(A block of data)
============

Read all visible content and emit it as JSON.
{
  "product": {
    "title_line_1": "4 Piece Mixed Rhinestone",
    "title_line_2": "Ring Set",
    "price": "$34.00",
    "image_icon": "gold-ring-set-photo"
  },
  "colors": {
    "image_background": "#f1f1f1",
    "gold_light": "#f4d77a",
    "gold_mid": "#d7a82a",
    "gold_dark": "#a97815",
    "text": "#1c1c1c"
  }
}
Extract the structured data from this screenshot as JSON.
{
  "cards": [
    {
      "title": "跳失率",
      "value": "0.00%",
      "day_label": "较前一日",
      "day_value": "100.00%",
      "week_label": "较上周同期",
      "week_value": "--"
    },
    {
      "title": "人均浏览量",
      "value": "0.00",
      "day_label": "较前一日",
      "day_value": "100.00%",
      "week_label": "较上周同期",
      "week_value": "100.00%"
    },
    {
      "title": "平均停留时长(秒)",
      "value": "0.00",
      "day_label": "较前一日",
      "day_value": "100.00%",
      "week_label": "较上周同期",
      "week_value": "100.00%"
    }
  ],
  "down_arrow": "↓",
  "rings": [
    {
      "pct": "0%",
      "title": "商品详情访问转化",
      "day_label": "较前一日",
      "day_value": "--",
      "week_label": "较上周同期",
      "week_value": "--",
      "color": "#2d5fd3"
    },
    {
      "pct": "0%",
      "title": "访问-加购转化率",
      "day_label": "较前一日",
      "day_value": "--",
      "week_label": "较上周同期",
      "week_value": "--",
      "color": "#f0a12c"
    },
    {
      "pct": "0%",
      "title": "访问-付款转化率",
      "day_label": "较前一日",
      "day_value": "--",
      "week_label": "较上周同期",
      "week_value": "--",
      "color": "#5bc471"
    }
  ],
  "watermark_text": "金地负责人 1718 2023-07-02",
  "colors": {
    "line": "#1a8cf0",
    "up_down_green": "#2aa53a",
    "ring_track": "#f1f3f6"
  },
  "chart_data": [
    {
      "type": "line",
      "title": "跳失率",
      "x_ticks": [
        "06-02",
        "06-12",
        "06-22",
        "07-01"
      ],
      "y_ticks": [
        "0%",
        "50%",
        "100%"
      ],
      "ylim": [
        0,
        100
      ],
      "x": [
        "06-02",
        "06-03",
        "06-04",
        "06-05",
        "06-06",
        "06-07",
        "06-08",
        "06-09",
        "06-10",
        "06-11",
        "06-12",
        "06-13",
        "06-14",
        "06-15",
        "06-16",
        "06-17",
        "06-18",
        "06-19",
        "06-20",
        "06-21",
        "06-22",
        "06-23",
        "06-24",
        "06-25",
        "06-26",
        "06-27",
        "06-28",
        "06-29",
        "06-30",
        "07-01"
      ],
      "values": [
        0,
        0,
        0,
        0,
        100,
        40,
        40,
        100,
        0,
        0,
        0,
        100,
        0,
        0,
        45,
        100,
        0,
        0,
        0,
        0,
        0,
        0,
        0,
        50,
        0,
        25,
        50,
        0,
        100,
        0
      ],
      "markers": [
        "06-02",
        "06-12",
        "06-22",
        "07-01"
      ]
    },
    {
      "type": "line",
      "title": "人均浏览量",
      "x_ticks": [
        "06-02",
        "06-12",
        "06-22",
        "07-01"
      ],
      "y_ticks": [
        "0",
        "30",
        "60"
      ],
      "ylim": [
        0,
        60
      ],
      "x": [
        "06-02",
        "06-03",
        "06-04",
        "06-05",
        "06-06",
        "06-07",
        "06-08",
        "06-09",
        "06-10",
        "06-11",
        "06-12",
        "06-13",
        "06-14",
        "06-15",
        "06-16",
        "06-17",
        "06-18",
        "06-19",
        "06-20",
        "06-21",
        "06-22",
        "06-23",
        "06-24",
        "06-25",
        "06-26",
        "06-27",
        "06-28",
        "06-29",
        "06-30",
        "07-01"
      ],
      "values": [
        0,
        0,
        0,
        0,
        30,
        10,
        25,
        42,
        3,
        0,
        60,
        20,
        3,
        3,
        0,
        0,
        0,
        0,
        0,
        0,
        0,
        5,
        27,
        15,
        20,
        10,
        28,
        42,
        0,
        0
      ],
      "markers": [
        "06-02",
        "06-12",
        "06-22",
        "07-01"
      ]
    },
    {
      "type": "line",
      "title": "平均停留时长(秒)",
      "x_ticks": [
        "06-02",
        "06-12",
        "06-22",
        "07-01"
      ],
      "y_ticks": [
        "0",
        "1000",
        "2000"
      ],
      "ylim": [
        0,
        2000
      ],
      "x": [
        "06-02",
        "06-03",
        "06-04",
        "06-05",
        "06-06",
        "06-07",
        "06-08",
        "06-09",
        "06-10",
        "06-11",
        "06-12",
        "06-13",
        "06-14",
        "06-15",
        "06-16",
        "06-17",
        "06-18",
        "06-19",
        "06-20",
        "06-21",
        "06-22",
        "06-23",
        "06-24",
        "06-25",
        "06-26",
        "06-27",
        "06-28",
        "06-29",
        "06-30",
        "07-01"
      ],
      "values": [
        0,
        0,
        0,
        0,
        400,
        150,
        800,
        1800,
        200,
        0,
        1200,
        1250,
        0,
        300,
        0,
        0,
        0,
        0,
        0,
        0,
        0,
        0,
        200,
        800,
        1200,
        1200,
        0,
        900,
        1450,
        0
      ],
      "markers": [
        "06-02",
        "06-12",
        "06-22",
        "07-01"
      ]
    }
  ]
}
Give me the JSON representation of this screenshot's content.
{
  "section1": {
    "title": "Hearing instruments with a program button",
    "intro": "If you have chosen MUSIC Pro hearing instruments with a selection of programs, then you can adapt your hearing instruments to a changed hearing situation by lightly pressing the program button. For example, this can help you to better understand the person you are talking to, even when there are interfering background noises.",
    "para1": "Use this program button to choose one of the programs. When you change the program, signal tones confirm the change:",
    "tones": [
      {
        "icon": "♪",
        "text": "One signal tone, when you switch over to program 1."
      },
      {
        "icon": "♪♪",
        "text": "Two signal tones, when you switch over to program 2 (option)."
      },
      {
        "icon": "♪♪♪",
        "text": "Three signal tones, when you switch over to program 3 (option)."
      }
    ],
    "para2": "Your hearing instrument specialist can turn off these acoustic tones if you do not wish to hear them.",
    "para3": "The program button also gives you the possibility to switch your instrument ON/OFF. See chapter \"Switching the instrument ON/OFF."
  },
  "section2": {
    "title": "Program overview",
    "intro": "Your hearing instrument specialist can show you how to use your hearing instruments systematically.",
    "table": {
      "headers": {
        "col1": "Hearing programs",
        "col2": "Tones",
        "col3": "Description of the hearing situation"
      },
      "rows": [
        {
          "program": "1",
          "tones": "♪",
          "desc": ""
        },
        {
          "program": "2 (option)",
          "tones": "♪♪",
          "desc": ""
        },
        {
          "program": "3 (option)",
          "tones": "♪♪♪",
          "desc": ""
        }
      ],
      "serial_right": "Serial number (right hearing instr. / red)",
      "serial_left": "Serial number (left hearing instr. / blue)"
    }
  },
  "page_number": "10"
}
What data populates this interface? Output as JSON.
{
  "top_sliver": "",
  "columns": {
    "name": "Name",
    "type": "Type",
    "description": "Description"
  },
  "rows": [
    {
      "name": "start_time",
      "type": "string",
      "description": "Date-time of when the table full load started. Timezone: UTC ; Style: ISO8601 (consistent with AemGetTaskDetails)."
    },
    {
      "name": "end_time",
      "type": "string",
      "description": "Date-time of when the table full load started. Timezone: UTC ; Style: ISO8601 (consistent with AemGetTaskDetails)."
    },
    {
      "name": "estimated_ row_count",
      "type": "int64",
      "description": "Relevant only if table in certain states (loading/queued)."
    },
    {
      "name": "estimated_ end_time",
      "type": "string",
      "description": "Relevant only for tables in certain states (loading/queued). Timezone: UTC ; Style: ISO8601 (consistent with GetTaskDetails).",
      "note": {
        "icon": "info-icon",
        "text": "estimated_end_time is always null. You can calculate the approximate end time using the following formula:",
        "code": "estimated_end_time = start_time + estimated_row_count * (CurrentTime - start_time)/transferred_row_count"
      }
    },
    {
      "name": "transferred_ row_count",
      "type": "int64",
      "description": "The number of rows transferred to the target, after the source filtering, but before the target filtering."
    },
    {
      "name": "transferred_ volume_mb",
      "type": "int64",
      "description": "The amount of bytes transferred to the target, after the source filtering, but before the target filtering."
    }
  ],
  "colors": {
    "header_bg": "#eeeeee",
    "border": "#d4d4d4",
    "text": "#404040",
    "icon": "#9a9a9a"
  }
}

============

§ **EXERCISE REQUIREMENTS**
Check every line for "target" and show the ones that have it.

§ **RESULT**
      "description": "The number of rows transferred to the target, after the source filtering, but before the target filtering."
      "description": "The amount of bytes transferred to the target, after the source filtering, but before the target filtering."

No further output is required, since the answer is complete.